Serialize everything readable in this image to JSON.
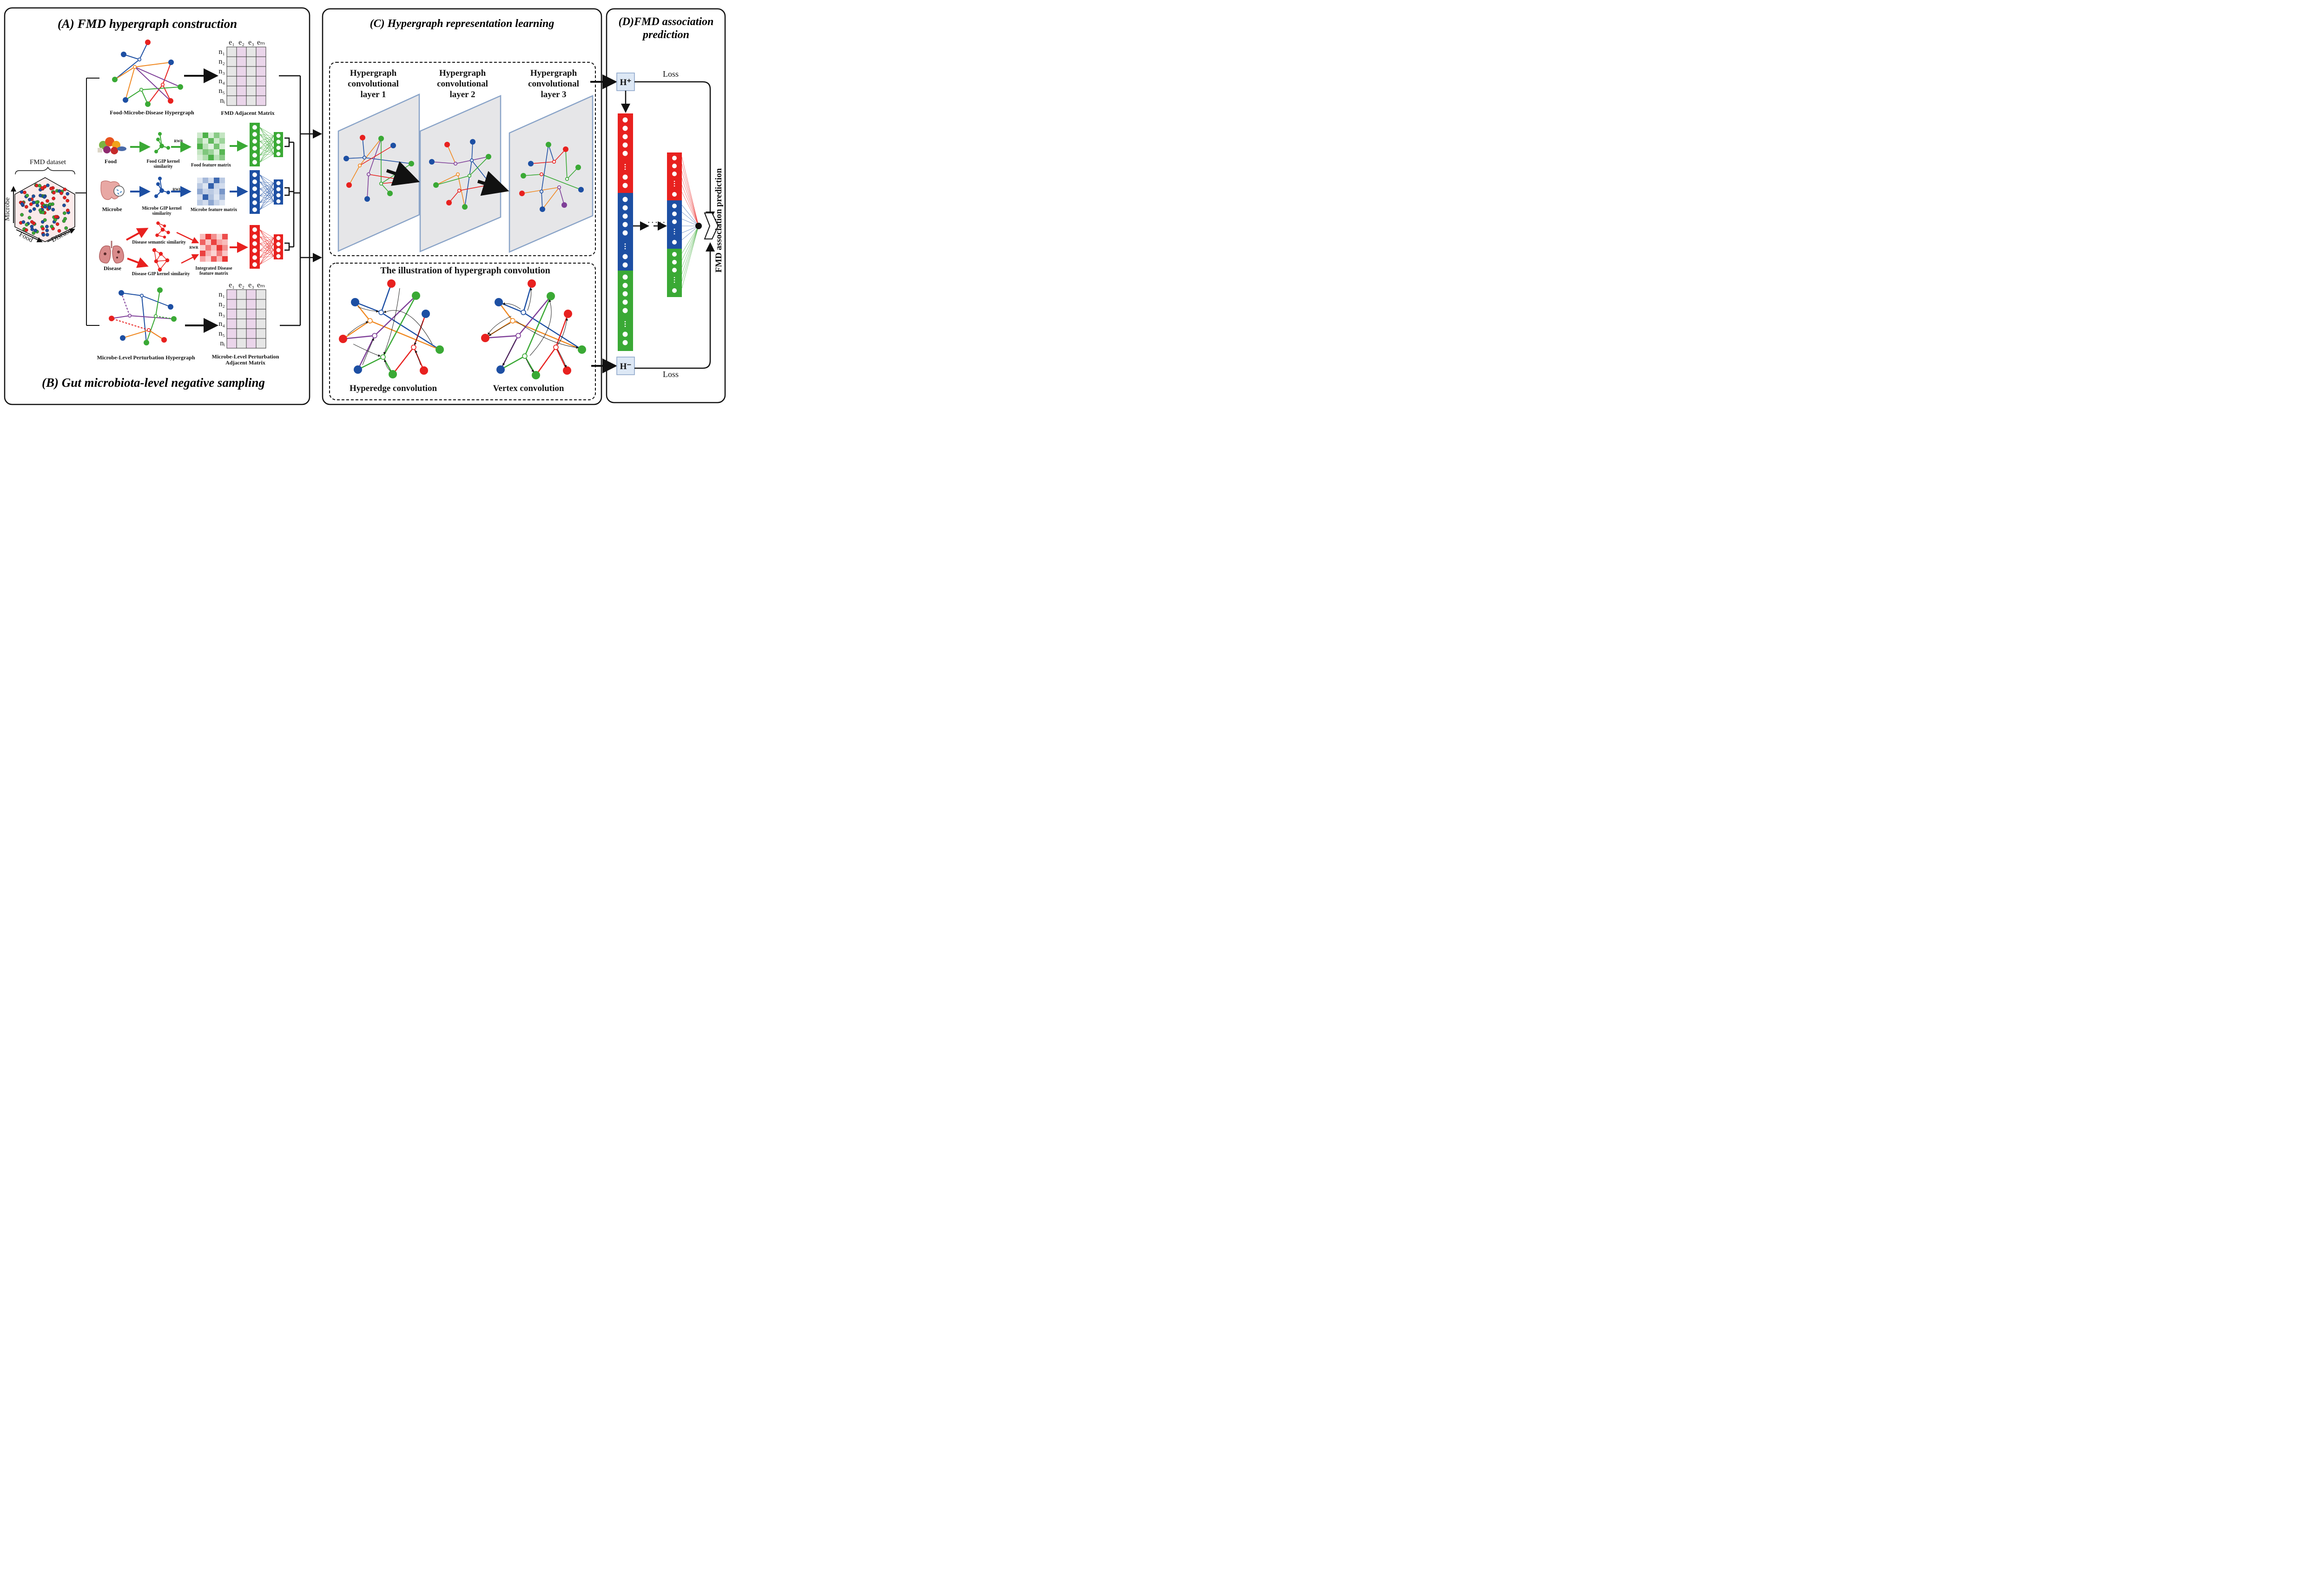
{
  "panels": {
    "a_title": "(A) FMD hypergraph construction",
    "b_title": "(B) Gut microbiota-level negative sampling",
    "c_title": "(C) Hypergraph representation learning",
    "d_title_line1": "(D)FMD association",
    "d_title_line2": "prediction"
  },
  "dataset": {
    "label": "FMD dataset",
    "axis_microbe": "Microbe",
    "axis_food": "Food",
    "axis_disease": "Disease"
  },
  "hypergraph_top": {
    "caption": "Food-Microbe-Disease Hypergraph",
    "matrix_caption": "FMD Adjacent Matrix",
    "col_headers": [
      "e₁",
      "e₂",
      "e₃",
      "eₘ"
    ],
    "row_headers": [
      "n₁",
      "n₂",
      "n₃",
      "n₄",
      "n₅",
      "nᵢ"
    ]
  },
  "hypergraph_bottom": {
    "caption": "Microbe-Level Perturbation Hypergraph",
    "matrix_caption_line1": "Microbe-Level Perturbation",
    "matrix_caption_line2": "Adjacent Matrix",
    "col_headers": [
      "e₁",
      "e₂",
      "e₃",
      "eₘ"
    ],
    "row_headers": [
      "n₁",
      "n₂",
      "n₃",
      "n₄",
      "n₅",
      "nᵢ"
    ]
  },
  "features": {
    "food_label": "Food",
    "food_sim_line1": "Food GIP kernel",
    "food_sim_line2": "similarity",
    "food_matrix": "Food feature matrix",
    "microbe_label": "Microbe",
    "microbe_sim_line1": "Microbe GIP kernel",
    "microbe_sim_line2": "similarity",
    "microbe_matrix": "Microbe feature matrix",
    "disease_label": "Disease",
    "disease_sem_sim": "Disease semantic similarity",
    "disease_gip_sim": "Disease GIP kernel similarity",
    "disease_matrix_line1": "Integrated Disease",
    "disease_matrix_line2": "feature matrix",
    "rwr": "RWR"
  },
  "layers": {
    "l1_line1": "Hypergraph",
    "l1_line2": "convolutional",
    "l1_line3": "layer 1",
    "l2_line1": "Hypergraph",
    "l2_line2": "convolutional",
    "l2_line3": "layer 2",
    "l3_line1": "Hypergraph",
    "l3_line2": "convolutional",
    "l3_line3": "layer 3"
  },
  "convolution": {
    "title": "The illustration of hypergraph convolution",
    "hyperedge": "Hyperedge convolution",
    "vertex": "Vertex convolution"
  },
  "prediction": {
    "h_plus": "H⁺",
    "h_minus": "H⁻",
    "loss_top": "Loss",
    "loss_bottom": "Loss",
    "vertical_label": "FMD association prediction",
    "dots": "· · · · ·"
  },
  "colors": {
    "red": "#e8211f",
    "blue": "#1d4fa3",
    "green": "#3aa935",
    "orange": "#f08a24",
    "purple": "#7f3f98",
    "pink_cell": "#ead5ea",
    "grey_cell": "#e6e6e6"
  }
}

###

PROBLEM DESCRIPTION: Any pictures should be dropped; transcribe the rest of the records above exactly.

EXERCISE RESULT:
Serialize everything readable in this image to JSON.
{
  "panels": {
    "a_title": "(A) FMD hypergraph construction",
    "b_title": "(B) Gut microbiota-level negative sampling",
    "c_title": "(C) Hypergraph representation learning",
    "d_title_line1": "(D)FMD association",
    "d_title_line2": "prediction"
  },
  "dataset": {
    "label": "FMD dataset",
    "axis_microbe": "Microbe",
    "axis_food": "Food",
    "axis_disease": "Disease"
  },
  "hypergraph_top": {
    "caption": "Food-Microbe-Disease Hypergraph",
    "matrix_caption": "FMD Adjacent Matrix",
    "col_headers": [
      "e₁",
      "e₂",
      "e₃",
      "eₘ"
    ],
    "row_headers": [
      "n₁",
      "n₂",
      "n₃",
      "n₄",
      "n₅",
      "nᵢ"
    ]
  },
  "hypergraph_bottom": {
    "caption": "Microbe-Level Perturbation Hypergraph",
    "matrix_caption_line1": "Microbe-Level Perturbation",
    "matrix_caption_line2": "Adjacent Matrix",
    "col_headers": [
      "e₁",
      "e₂",
      "e₃",
      "eₘ"
    ],
    "row_headers": [
      "n₁",
      "n₂",
      "n₃",
      "n₄",
      "n₅",
      "nᵢ"
    ]
  },
  "features": {
    "food_label": "Food",
    "food_sim_line1": "Food GIP kernel",
    "food_sim_line2": "similarity",
    "food_matrix": "Food feature matrix",
    "microbe_label": "Microbe",
    "microbe_sim_line1": "Microbe GIP kernel",
    "microbe_sim_line2": "similarity",
    "microbe_matrix": "Microbe feature matrix",
    "disease_label": "Disease",
    "disease_sem_sim": "Disease semantic similarity",
    "disease_gip_sim": "Disease GIP kernel similarity",
    "disease_matrix_line1": "Integrated Disease",
    "disease_matrix_line2": "feature matrix",
    "rwr": "RWR"
  },
  "layers": {
    "l1_line1": "Hypergraph",
    "l1_line2": "convolutional",
    "l1_line3": "layer 1",
    "l2_line1": "Hypergraph",
    "l2_line2": "convolutional",
    "l2_line3": "layer 2",
    "l3_line1": "Hypergraph",
    "l3_line2": "convolutional",
    "l3_line3": "layer 3"
  },
  "convolution": {
    "title": "The illustration of hypergraph convolution",
    "hyperedge": "Hyperedge convolution",
    "vertex": "Vertex convolution"
  },
  "prediction": {
    "h_plus": "H⁺",
    "h_minus": "H⁻",
    "loss_top": "Loss",
    "loss_bottom": "Loss",
    "vertical_label": "FMD association prediction",
    "dots": "· · · · ·"
  },
  "colors": {
    "red": "#e8211f",
    "blue": "#1d4fa3",
    "green": "#3aa935",
    "orange": "#f08a24",
    "purple": "#7f3f98",
    "pink_cell": "#ead5ea",
    "grey_cell": "#e6e6e6"
  }
}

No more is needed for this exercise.